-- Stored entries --
□ □ □ □

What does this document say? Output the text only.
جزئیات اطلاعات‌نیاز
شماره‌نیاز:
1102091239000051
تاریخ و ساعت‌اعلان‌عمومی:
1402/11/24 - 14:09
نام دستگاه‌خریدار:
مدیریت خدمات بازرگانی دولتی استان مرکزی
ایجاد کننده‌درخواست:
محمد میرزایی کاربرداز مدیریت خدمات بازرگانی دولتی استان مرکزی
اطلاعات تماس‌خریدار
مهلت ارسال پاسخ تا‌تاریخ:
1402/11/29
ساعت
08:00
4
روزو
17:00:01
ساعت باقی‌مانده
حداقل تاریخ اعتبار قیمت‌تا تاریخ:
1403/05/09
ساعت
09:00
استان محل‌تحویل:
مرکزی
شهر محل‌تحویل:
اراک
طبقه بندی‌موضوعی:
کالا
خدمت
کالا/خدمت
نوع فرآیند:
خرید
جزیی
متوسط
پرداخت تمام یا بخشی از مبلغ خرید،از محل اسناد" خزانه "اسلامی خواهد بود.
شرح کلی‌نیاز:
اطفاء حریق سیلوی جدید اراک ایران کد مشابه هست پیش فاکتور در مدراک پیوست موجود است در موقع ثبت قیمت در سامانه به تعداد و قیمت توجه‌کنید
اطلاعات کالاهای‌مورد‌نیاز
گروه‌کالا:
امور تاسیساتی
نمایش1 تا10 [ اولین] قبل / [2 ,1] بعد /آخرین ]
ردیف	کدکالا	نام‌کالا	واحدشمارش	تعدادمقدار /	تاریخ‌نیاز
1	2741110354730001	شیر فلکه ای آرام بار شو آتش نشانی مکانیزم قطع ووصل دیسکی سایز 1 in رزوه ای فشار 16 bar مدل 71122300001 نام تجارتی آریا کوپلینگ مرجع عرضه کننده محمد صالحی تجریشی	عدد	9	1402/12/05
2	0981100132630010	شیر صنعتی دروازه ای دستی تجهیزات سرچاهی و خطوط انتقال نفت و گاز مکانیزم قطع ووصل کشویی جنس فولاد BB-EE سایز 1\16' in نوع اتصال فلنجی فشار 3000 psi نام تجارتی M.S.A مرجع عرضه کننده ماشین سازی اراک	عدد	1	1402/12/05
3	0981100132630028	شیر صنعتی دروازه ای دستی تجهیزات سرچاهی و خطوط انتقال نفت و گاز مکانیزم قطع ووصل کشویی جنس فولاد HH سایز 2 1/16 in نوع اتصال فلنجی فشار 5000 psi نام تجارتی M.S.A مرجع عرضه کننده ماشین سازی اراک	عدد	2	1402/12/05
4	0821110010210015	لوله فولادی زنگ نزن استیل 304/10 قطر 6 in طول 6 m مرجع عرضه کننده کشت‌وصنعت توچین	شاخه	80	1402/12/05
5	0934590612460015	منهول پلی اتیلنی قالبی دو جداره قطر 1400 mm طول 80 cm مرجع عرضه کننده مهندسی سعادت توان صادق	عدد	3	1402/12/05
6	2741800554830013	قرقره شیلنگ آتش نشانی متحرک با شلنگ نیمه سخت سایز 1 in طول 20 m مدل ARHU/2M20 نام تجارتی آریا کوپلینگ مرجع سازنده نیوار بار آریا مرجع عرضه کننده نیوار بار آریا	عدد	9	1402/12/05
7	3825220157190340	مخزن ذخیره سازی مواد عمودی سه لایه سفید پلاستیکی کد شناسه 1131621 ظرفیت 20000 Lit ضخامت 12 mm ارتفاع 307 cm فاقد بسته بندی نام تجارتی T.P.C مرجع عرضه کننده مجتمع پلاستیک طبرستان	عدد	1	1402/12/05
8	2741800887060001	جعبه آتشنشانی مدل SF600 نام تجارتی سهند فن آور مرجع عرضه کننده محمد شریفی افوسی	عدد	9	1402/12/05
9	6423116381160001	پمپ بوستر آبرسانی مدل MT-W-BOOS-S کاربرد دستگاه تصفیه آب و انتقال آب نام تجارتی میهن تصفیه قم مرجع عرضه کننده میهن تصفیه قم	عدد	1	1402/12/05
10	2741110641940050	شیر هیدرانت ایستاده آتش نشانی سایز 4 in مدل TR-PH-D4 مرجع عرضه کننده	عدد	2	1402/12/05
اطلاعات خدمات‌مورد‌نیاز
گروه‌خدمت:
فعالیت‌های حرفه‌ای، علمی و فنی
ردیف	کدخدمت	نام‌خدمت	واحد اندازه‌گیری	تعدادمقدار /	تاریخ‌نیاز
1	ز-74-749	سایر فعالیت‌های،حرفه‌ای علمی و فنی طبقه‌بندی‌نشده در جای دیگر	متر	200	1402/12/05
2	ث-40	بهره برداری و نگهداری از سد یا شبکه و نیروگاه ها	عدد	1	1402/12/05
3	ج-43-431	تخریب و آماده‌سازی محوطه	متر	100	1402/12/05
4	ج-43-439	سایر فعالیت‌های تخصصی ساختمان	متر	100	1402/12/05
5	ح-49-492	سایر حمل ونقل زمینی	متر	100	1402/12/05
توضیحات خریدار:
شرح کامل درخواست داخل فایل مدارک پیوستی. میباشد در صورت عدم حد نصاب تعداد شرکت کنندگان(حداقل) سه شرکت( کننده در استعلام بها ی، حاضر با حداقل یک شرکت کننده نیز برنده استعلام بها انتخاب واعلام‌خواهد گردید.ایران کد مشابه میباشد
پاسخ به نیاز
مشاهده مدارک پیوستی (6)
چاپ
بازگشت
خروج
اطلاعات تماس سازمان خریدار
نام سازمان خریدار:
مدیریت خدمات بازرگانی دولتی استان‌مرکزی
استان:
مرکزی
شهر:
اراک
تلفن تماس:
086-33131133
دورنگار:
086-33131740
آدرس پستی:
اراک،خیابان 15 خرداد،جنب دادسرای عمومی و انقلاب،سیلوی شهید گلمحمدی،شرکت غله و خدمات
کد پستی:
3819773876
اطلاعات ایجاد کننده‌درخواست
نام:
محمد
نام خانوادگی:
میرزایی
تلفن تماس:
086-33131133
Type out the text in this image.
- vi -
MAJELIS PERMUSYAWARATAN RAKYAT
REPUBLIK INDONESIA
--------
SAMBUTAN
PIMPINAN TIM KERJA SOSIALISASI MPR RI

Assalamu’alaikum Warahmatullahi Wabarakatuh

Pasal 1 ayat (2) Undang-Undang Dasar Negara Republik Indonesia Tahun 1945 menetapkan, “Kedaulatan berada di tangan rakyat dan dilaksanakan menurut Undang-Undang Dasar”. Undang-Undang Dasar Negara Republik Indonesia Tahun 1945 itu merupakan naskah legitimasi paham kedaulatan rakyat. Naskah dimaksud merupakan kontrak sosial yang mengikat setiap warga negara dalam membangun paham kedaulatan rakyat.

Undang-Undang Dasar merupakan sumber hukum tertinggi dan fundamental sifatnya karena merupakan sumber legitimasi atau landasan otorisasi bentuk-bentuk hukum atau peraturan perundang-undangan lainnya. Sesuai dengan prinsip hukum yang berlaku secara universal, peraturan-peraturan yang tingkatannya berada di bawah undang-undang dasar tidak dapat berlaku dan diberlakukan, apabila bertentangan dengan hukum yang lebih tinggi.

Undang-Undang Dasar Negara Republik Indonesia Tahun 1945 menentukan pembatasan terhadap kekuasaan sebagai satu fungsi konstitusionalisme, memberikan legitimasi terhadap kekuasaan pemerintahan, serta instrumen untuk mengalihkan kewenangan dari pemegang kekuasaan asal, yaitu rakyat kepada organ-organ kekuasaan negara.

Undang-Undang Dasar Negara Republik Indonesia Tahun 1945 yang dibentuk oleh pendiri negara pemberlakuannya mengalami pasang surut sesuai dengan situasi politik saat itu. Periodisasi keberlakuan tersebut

□ □ □ □

-- Aim of the task --
Each line of the material must be restated exactly.

-- Full output --
What does this document say? Output the text only.
جزئیات اطلاعات‌نیاز
شماره‌نیاز:
1102091239000051
تاریخ و ساعت‌اعلان‌عمومی:
1402/11/24 - 14:09
نام دستگاه‌خریدار:
مدیریت خدمات بازرگانی دولتی استان مرکزی
ایجاد کننده‌درخواست:
محمد میرزایی کاربرداز مدیریت خدمات بازرگانی دولتی استان مرکزی
اطلاعات تماس‌خریدار
مهلت ارسال پاسخ تا‌تاریخ:
1402/11/29
ساعت
08:00
4
روزو
17:00:01
ساعت باقی‌مانده
حداقل تاریخ اعتبار قیمت‌تا تاریخ:
1403/05/09
ساعت
09:00
استان محل‌تحویل:
مرکزی
شهر محل‌تحویل:
اراک
طبقه بندی‌موضوعی:
کالا
خدمت
کالا/خدمت
نوع فرآیند:
خرید
جزیی
متوسط
پرداخت تمام یا بخشی از مبلغ خرید،از محل اسناد" خزانه "اسلامی خواهد بود.
شرح کلی‌نیاز:
اطفاء حریق سیلوی جدید اراک ایران کد مشابه هست پیش فاکتور در مدراک پیوست موجود است در موقع ثبت قیمت در سامانه به تعداد و قیمت توجه‌کنید
اطلاعات کالاهای‌مورد‌نیاز
گروه‌کالا:
امور تاسیساتی
نمایش1 تا10 [ اولین] قبل / [2 ,1] بعد /آخرین ]
ردیف	کدکالا	نام‌کالا	واحدشمارش	تعدادمقدار /	تاریخ‌نیاز
1	2741110354730001	شیر فلکه ای آرام بار شو آتش نشانی مکانیزم قطع ووصل دیسکی سایز 1 in رزوه ای فشار 16 bar مدل 71122300001 نام تجارتی آریا کوپلینگ مرجع عرضه کننده محمد صالحی تجریشی	عدد	9	1402/12/05
2	0981100132630010	شیر صنعتی دروازه ای دستی تجهیزات سرچاهی و خطوط انتقال نفت و گاز مکانیزم قطع ووصل کشویی جنس فولاد BB-EE سایز 1\16' in نوع اتصال فلنجی فشار 3000 psi نام تجارتی M.S.A مرجع عرضه کننده ماشین سازی اراک	عدد	1	1402/12/05
3	0981100132630028	شیر صنعتی دروازه ای دستی تجهیزات سرچاهی و خطوط انتقال نفت و گاز مکانیزم قطع ووصل کشویی جنس فولاد HH سایز 2 1/16 in نوع اتصال فلنجی فشار 5000 psi نام تجارتی M.S.A مرجع عرضه کننده ماشین سازی اراک	عدد	2	1402/12/05
4	0821110010210015	لوله فولادی زنگ نزن استیل 304/10 قطر 6 in طول 6 m مرجع عرضه کننده کشت‌وصنعت توچین	شاخه	80	1402/12/05
5	0934590612460015	منهول پلی اتیلنی قالبی دو جداره قطر 1400 mm طول 80 cm مرجع عرضه کننده مهندسی سعادت توان صادق	عدد	3	1402/12/05
6	2741800554830013	قرقره شیلنگ آتش نشانی متحرک با شلنگ نیمه سخت سایز 1 in طول 20 m مدل ARHU/2M20 نام تجارتی آریا کوپلینگ مرجع سازنده نیوار بار آریا مرجع عرضه کننده نیوار بار آریا	عدد	9	1402/12/05
7	3825220157190340	مخزن ذخیره سازی مواد عمودی سه لایه سفید پلاستیکی کد شناسه 1131621 ظرفیت 20000 Lit ضخامت 12 mm ارتفاع 307 cm فاقد بسته بندی نام تجارتی T.P.C مرجع عرضه کننده مجتمع پلاستیک طبرستان	عدد	1	1402/12/05
8	2741800887060001	جعبه آتشنشانی مدل SF600 نام تجارتی سهند فن آور مرجع عرضه کننده محمد شریفی افوسی	عدد	9	1402/12/05
9	6423116381160001	پمپ بوستر آبرسانی مدل MT-W-BOOS-S کاربرد دستگاه تصفیه آب و انتقال آب نام تجارتی میهن تصفیه قم مرجع عرضه کننده میهن تصفیه قم	عدد	1	1402/12/05
10	2741110641940050	شیر هیدرانت ایستاده آتش نشانی سایز 4 in مدل TR-PH-D4 مرجع عرضه کننده	عدد	2	1402/12/05
اطلاعات خدمات‌مورد‌نیاز
گروه‌خدمت:
فعالیت‌های حرفه‌ای، علمی و فنی
ردیف	کدخدمت	نام‌خدمت	واحد اندازه‌گیری	تعدادمقدار /	تاریخ‌نیاز
1	ز-74-749	سایر فعالیت‌های،حرفه‌ای علمی و فنی طبقه‌بندی‌نشده در جای دیگر	متر	200	1402/12/05
2	ث-40	بهره برداری و نگهداری از سد یا شبکه و نیروگاه ها	عدد	1	1402/12/05
3	ج-43-431	تخریب و آماده‌سازی محوطه	متر	100	1402/12/05
4	ج-43-439	سایر فعالیت‌های تخصصی ساختمان	متر	100	1402/12/05
5	ح-49-492	سایر حمل ونقل زمینی	متر	100	1402/12/05
توضیحات خریدار:
شرح کامل درخواست داخل فایل مدارک پیوستی. میباشد در صورت عدم حد نصاب تعداد شرکت کنندگان(حداقل) سه شرکت( کننده در استعلام بها ی، حاضر با حداقل یک شرکت کننده نیز برنده استعلام بها انتخاب واعلام‌خواهد گردید.ایران کد مشابه میباشد
پاسخ به نیاز
مشاهده مدارک پیوستی (6)
چاپ
بازگشت
خروج
اطلاعات تماس سازمان خریدار
نام سازمان خریدار:
مدیریت خدمات بازرگانی دولتی استان‌مرکزی
استان:
مرکزی
شهر:
اراک
تلفن تماس:
086-33131133
دورنگار:
086-33131740
آدرس پستی:
اراک،خیابان 15 خرداد،جنب دادسرای عمومی و انقلاب،سیلوی شهید گلمحمدی،شرکت غله و خدمات
کد پستی:
3819773876
اطلاعات ایجاد کننده‌درخواست
نام:
محمد
نام خانوادگی:
میرزایی
تلفن تماس:
086-33131133
Type out the text in this image.
- vi -
MAJELIS PERMUSYAWARATAN RAKYAT
REPUBLIK INDONESIA
--------
SAMBUTAN
PIMPINAN TIM KERJA SOSIALISASI MPR RI

Assalamu’alaikum Warahmatullahi Wabarakatuh

Pasal 1 ayat (2) Undang-Undang Dasar Negara Republik Indonesia Tahun 1945 menetapkan, “Kedaulatan berada di tangan rakyat dan dilaksanakan menurut Undang-Undang Dasar”. Undang-Undang Dasar Negara Republik Indonesia Tahun 1945 itu merupakan naskah legitimasi paham kedaulatan rakyat. Naskah dimaksud merupakan kontrak sosial yang mengikat setiap warga negara dalam membangun paham kedaulatan rakyat.

Undang-Undang Dasar merupakan sumber hukum tertinggi dan fundamental sifatnya karena merupakan sumber legitimasi atau landasan otorisasi bentuk-bentuk hukum atau peraturan perundang-undangan lainnya. Sesuai dengan prinsip hukum yang berlaku secara universal, peraturan-peraturan yang tingkatannya berada di bawah undang-undang dasar tidak dapat berlaku dan diberlakukan, apabila bertentangan dengan hukum yang lebih tinggi.

Undang-Undang Dasar Negara Republik Indonesia Tahun 1945 menentukan pembatasan terhadap kekuasaan sebagai satu fungsi konstitusionalisme, memberikan legitimasi terhadap kekuasaan pemerintahan, serta instrumen untuk mengalihkan kewenangan dari pemegang kekuasaan asal, yaitu rakyat kepada organ-organ kekuasaan negara.

Undang-Undang Dasar Negara Republik Indonesia Tahun 1945 yang dibentuk oleh pendiri negara pemberlakuannya mengalami pasang surut sesuai dengan situasi politik saat itu. Periodisasi keberlakuan tersebut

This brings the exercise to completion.